== Material provided ==

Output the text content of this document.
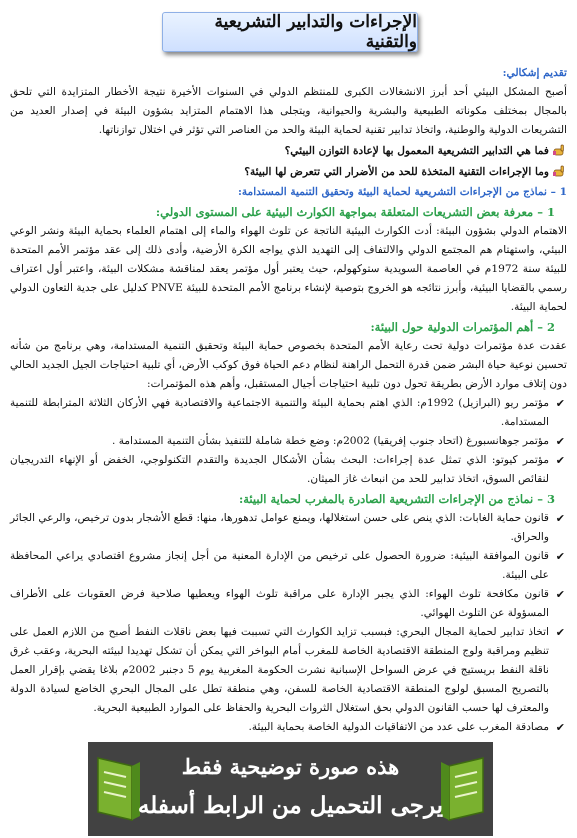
الإجراءات والتدابير التشريعية والتقنية

تقديم إشكالي:

أصبح المشكل البيئي أحد أبرز الانشغالات الكبرى للمنتظم الدولي في السنوات الأخيرة نتيجة الأخطار المتزايدة التي تلحق بالمجال بمختلف مكوناته الطبيعية والبشرية والحيوانية، ويتجلى هذا الاهتمام المتزايد بشؤون البيئة في إصدار العديد من التشريعات الدولية والوطنية، واتخاذ تدابير تقنية لحماية البيئة والحد من العناصر التي تؤثر في اختلال توازناتها.

فما هي التدابير التشريعية المعمول بها لإعادة التوازن البيئي؟

وما الإجراءات التقنية المتخذة للحد من الأضرار التي تتعرض لها البيئة؟

1 – نماذج من الإجراءات التشريعية لحماية البيئة وتحقيق التنمية المستدامة:

1 – معرفة بعض التشريعات المتعلقة بمواجهة الكوارث البيئية على المستوى الدولي:

الاهتمام الدولي بشؤون البيئة: أدت الكوارث البيئية الناتجة عن تلوث الهواء والماء إلى اهتمام العلماء بحماية البيئة ونشر الوعي البيئي، واستهتام هم المجتمع الدولي والالتفاف إلى التهديد الذي يواجه الكرة الأرضية، وأدى ذلك إلى عقد مؤتمر الأمم المتحدة للبيئة سنة 1972م في العاصمة السويدية ستوكهولم، حيث يعتبر أول مؤتمر يعقد لمناقشة مشكلات البيئة، واعتبر أول اعتراف رسمي بالقضايا البيئية، وأبرز نتائجه هو الخروج بتوصية لإنشاء برنامج الأمم المتحدة للبيئة PNVE كدليل على جدية التعاون الدولي لحماية البيئة.

2 – أهم المؤتمرات الدولية حول البيئة:

عقدت عدة مؤتمرات دولية تحت رعاية الأمم المتحدة بخصوص حماية البيئة وتحقيق التنمية المستدامة، وهي برنامج من شأنه تحسين نوعية حياة البشر ضمن قدرة التحمل الراهنة لنظام دعم الحياة فوق كوكب الأرض، أي تلبية احتياجات الجيل الجديد الحالي دون إتلاف موارد الأرض بطريقة تحول دون تلبية احتياجات أجيال المستقبل، وأهم هذه المؤتمرات:

✔
مؤتمر ريو (البرازيل) 1992م: الذي اهتم بحماية البيئة والتنمية الاجتماعية والاقتصادية فهي الأركان الثلاثة المترابطة للتنمية المستدامة.

✔
مؤتمر جوهانسبورغ (اتحاد جنوب إفريقيا) 2002م: وضع خطة شاملة للتنفيذ بشأن التنمية المستدامة .

✔
مؤتمر كيوتو: الذي تمثل عدة إجراءات: البحث بشأن الأشكال الجديدة والتقدم التكنولوجي، الخفض أو الإنهاء التدريجيان لنقائص السوق، اتخاذ تدابير للحد من انبعاث غاز الميثان.

3 – نماذج من الإجراءات التشريعية الصادرة بالمغرب لحماية البيئة:

✔
قانون حماية الغابات: الذي ينص على حسن استغلالها، ويمنع عوامل تدهورها، منها: قطع الأشجار بدون ترخيص، والرعي الجائر والحراق.

✔
قانون الموافقة البيئية: ضرورة الحصول على ترخيص من الإدارة المعنية من أجل إنجاز مشروع اقتصادي يراعي المحافظة على البيئة.

✔
قانون مكافحة تلوث الهواء: الذي يجبر الإدارة على مراقبة تلوث الهواء ويعطيها صلاحية فرض العقوبات على الأطراف المسؤولة عن التلوث الهوائي.

✔
اتخاذ تدابير لحماية المجال البحري: فبسبب تزايد الكوارث التي تسببت فيها بعض ناقلات النفط أصبح من اللازم العمل على تنظيم ومراقبة ولوج المنطقة الاقتصادية الخاصة للمغرب أمام البواخر التي يمكن أن تشكل تهديدا لبيئته البحرية، وعقب غرق ناقلة النفط بريستيج في عرض السواحل الإسبانية نشرت الحكومة المغربية يوم 5 دجنبر 2002م بلاغا يقضي بإقرار العمل بالتصريح المسبق لولوج المنطقة الاقتصادية الخاصة للسفن، وهي منطقة تطل على المجال البحري الخاضع لسيادة الدولة والمعترف لها حسب القانون الدولي بحق استغلال الثروات البحرية والحفاظ على الموارد الطبيعية البحرية.

✔
مصادقة المغرب على عدد من الاتفاقيات الدولية الخاصة بحماية البيئة.

هذه صورة توضيحية فقط
يرجى التحميل من الرابط أسفله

===

Do this:
Every record gets retyped exactly; no picture goes into the copy.

Response to the exercise:
Output the text content of this document.
الإجراءات والتدابير التشريعية والتقنية

تقديم إشكالي:

أصبح المشكل البيئي أحد أبرز الانشغالات الكبرى للمنتظم الدولي في السنوات الأخيرة نتيجة الأخطار المتزايدة التي تلحق بالمجال بمختلف مكوناته الطبيعية والبشرية والحيوانية، ويتجلى هذا الاهتمام المتزايد بشؤون البيئة في إصدار العديد من التشريعات الدولية والوطنية، واتخاذ تدابير تقنية لحماية البيئة والحد من العناصر التي تؤثر في اختلال توازناتها.

فما هي التدابير التشريعية المعمول بها لإعادة التوازن البيئي؟

وما الإجراءات التقنية المتخذة للحد من الأضرار التي تتعرض لها البيئة؟

1 – نماذج من الإجراءات التشريعية لحماية البيئة وتحقيق التنمية المستدامة:

1 – معرفة بعض التشريعات المتعلقة بمواجهة الكوارث البيئية على المستوى الدولي:

الاهتمام الدولي بشؤون البيئة: أدت الكوارث البيئية الناتجة عن تلوث الهواء والماء إلى اهتمام العلماء بحماية البيئة ونشر الوعي البيئي، واستهتام هم المجتمع الدولي والالتفاف إلى التهديد الذي يواجه الكرة الأرضية، وأدى ذلك إلى عقد مؤتمر الأمم المتحدة للبيئة سنة 1972م في العاصمة السويدية ستوكهولم، حيث يعتبر أول مؤتمر يعقد لمناقشة مشكلات البيئة، واعتبر أول اعتراف رسمي بالقضايا البيئية، وأبرز نتائجه هو الخروج بتوصية لإنشاء برنامج الأمم المتحدة للبيئة PNVE كدليل على جدية التعاون الدولي لحماية البيئة.

2 – أهم المؤتمرات الدولية حول البيئة:

عقدت عدة مؤتمرات دولية تحت رعاية الأمم المتحدة بخصوص حماية البيئة وتحقيق التنمية المستدامة، وهي برنامج من شأنه تحسين نوعية حياة البشر ضمن قدرة التحمل الراهنة لنظام دعم الحياة فوق كوكب الأرض، أي تلبية احتياجات الجيل الجديد الحالي دون إتلاف موارد الأرض بطريقة تحول دون تلبية احتياجات أجيال المستقبل، وأهم هذه المؤتمرات:

✔
مؤتمر ريو (البرازيل) 1992م: الذي اهتم بحماية البيئة والتنمية الاجتماعية والاقتصادية فهي الأركان الثلاثة المترابطة للتنمية المستدامة.

✔
مؤتمر جوهانسبورغ (اتحاد جنوب إفريقيا) 2002م: وضع خطة شاملة للتنفيذ بشأن التنمية المستدامة .

✔
مؤتمر كيوتو: الذي تمثل عدة إجراءات: البحث بشأن الأشكال الجديدة والتقدم التكنولوجي، الخفض أو الإنهاء التدريجيان لنقائص السوق، اتخاذ تدابير للحد من انبعاث غاز الميثان.

3 – نماذج من الإجراءات التشريعية الصادرة بالمغرب لحماية البيئة:

✔
قانون حماية الغابات: الذي ينص على حسن استغلالها، ويمنع عوامل تدهورها، منها: قطع الأشجار بدون ترخيص، والرعي الجائر والحراق.

✔
قانون الموافقة البيئية: ضرورة الحصول على ترخيص من الإدارة المعنية من أجل إنجاز مشروع اقتصادي يراعي المحافظة على البيئة.

✔
قانون مكافحة تلوث الهواء: الذي يجبر الإدارة على مراقبة تلوث الهواء ويعطيها صلاحية فرض العقوبات على الأطراف المسؤولة عن التلوث الهوائي.

✔
اتخاذ تدابير لحماية المجال البحري: فبسبب تزايد الكوارث التي تسببت فيها بعض ناقلات النفط أصبح من اللازم العمل على تنظيم ومراقبة ولوج المنطقة الاقتصادية الخاصة للمغرب أمام البواخر التي يمكن أن تشكل تهديدا لبيئته البحرية، وعقب غرق ناقلة النفط بريستيج في عرض السواحل الإسبانية نشرت الحكومة المغربية يوم 5 دجنبر 2002م بلاغا يقضي بإقرار العمل بالتصريح المسبق لولوج المنطقة الاقتصادية الخاصة للسفن، وهي منطقة تطل على المجال البحري الخاضع لسيادة الدولة والمعترف لها حسب القانون الدولي بحق استغلال الثروات البحرية والحفاظ على الموارد الطبيعية البحرية.

✔
مصادقة المغرب على عدد من الاتفاقيات الدولية الخاصة بحماية البيئة.

هذه صورة توضيحية فقط
يرجى التحميل من الرابط أسفله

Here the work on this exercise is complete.